GIVEN INSTRUCTION -
Produce the listing below again, exactly as shown.

Dataset rows:
::::::
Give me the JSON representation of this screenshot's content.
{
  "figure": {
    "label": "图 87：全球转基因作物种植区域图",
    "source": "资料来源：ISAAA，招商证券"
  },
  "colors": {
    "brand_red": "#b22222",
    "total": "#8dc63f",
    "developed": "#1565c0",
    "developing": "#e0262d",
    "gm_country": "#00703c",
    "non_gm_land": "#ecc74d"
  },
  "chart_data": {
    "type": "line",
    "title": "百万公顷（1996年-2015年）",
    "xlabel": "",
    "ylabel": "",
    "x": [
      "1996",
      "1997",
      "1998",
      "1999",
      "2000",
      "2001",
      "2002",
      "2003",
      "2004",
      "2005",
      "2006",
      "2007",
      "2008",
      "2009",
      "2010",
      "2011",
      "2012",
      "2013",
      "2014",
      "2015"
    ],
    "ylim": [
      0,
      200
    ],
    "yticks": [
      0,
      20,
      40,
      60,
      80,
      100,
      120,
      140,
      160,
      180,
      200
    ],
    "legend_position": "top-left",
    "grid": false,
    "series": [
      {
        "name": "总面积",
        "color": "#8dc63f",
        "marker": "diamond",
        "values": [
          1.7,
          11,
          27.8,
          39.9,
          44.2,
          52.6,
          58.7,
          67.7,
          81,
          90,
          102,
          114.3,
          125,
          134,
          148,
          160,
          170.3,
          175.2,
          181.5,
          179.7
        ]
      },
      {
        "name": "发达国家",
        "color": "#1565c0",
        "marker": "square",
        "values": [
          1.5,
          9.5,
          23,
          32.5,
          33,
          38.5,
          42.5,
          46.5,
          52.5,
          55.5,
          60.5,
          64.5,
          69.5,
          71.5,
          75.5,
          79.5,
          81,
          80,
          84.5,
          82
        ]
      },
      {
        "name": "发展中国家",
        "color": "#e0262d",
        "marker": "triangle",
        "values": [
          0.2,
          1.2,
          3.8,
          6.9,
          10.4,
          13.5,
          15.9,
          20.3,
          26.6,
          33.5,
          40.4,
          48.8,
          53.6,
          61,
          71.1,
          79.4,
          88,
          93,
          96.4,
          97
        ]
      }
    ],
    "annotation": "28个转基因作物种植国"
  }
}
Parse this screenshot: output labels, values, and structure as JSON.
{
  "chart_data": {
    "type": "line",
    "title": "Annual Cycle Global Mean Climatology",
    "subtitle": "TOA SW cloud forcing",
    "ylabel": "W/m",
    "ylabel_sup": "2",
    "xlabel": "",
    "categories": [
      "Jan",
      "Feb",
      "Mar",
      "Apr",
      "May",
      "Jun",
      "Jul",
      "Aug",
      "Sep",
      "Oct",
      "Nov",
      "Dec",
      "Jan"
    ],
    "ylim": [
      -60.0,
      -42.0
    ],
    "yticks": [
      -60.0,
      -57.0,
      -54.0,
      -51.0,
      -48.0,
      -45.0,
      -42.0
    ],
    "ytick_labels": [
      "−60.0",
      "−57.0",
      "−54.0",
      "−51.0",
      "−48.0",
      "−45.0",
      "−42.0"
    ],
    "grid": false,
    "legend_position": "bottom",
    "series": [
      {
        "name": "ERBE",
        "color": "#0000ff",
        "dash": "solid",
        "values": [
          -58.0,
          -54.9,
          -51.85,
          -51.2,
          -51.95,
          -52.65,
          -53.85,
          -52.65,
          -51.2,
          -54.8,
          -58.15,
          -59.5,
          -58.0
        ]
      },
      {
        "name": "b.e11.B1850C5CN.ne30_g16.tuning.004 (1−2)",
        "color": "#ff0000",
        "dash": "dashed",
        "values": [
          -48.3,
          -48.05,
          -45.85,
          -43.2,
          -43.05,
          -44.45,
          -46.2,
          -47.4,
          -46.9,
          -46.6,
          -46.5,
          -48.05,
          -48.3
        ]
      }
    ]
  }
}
::::::
RESPONSE BELOW -
Give me the JSON representation of this screenshot's content.
{
  "figure": {
    "label": "图 87：全球转基因作物种植区域图",
    "source": "资料来源：ISAAA，招商证券"
  },
  "colors": {
    "brand_red": "#b22222",
    "total": "#8dc63f",
    "developed": "#1565c0",
    "developing": "#e0262d",
    "gm_country": "#00703c",
    "non_gm_land": "#ecc74d"
  },
  "chart_data": {
    "type": "line",
    "title": "百万公顷（1996年-2015年）",
    "xlabel": "",
    "ylabel": "",
    "x": [
      "1996",
      "1997",
      "1998",
      "1999",
      "2000",
      "2001",
      "2002",
      "2003",
      "2004",
      "2005",
      "2006",
      "2007",
      "2008",
      "2009",
      "2010",
      "2011",
      "2012",
      "2013",
      "2014",
      "2015"
    ],
    "ylim": [
      0,
      200
    ],
    "yticks": [
      0,
      20,
      40,
      60,
      80,
      100,
      120,
      140,
      160,
      180,
      200
    ],
    "legend_position": "top-left",
    "grid": false,
    "series": [
      {
        "name": "总面积",
        "color": "#8dc63f",
        "marker": "diamond",
        "values": [
          1.7,
          11,
          27.8,
          39.9,
          44.2,
          52.6,
          58.7,
          67.7,
          81,
          90,
          102,
          114.3,
          125,
          134,
          148,
          160,
          170.3,
          175.2,
          181.5,
          179.7
        ]
      },
      {
        "name": "发达国家",
        "color": "#1565c0",
        "marker": "square",
        "values": [
          1.5,
          9.5,
          23,
          32.5,
          33,
          38.5,
          42.5,
          46.5,
          52.5,
          55.5,
          60.5,
          64.5,
          69.5,
          71.5,
          75.5,
          79.5,
          81,
          80,
          84.5,
          82
        ]
      },
      {
        "name": "发展中国家",
        "color": "#e0262d",
        "marker": "triangle",
        "values": [
          0.2,
          1.2,
          3.8,
          6.9,
          10.4,
          13.5,
          15.9,
          20.3,
          26.6,
          33.5,
          40.4,
          48.8,
          53.6,
          61,
          71.1,
          79.4,
          88,
          93,
          96.4,
          97
        ]
      }
    ],
    "annotation": "28个转基因作物种植国"
  }
}
Parse this screenshot: output labels, values, and structure as JSON.
{
  "chart_data": {
    "type": "line",
    "title": "Annual Cycle Global Mean Climatology",
    "subtitle": "TOA SW cloud forcing",
    "ylabel": "W/m",
    "ylabel_sup": "2",
    "xlabel": "",
    "categories": [
      "Jan",
      "Feb",
      "Mar",
      "Apr",
      "May",
      "Jun",
      "Jul",
      "Aug",
      "Sep",
      "Oct",
      "Nov",
      "Dec",
      "Jan"
    ],
    "ylim": [
      -60.0,
      -42.0
    ],
    "yticks": [
      -60.0,
      -57.0,
      -54.0,
      -51.0,
      -48.0,
      -45.0,
      -42.0
    ],
    "ytick_labels": [
      "−60.0",
      "−57.0",
      "−54.0",
      "−51.0",
      "−48.0",
      "−45.0",
      "−42.0"
    ],
    "grid": false,
    "legend_position": "bottom",
    "series": [
      {
        "name": "ERBE",
        "color": "#0000ff",
        "dash": "solid",
        "values": [
          -58.0,
          -54.9,
          -51.85,
          -51.2,
          -51.95,
          -52.65,
          -53.85,
          -52.65,
          -51.2,
          -54.8,
          -58.15,
          -59.5,
          -58.0
        ]
      },
      {
        "name": "b.e11.B1850C5CN.ne30_g16.tuning.004 (1−2)",
        "color": "#ff0000",
        "dash": "dashed",
        "values": [
          -48.3,
          -48.05,
          -45.85,
          -43.2,
          -43.05,
          -44.45,
          -46.2,
          -47.4,
          -46.9,
          -46.6,
          -46.5,
          -48.05,
          -48.3
        ]
      }
    ]
  }
}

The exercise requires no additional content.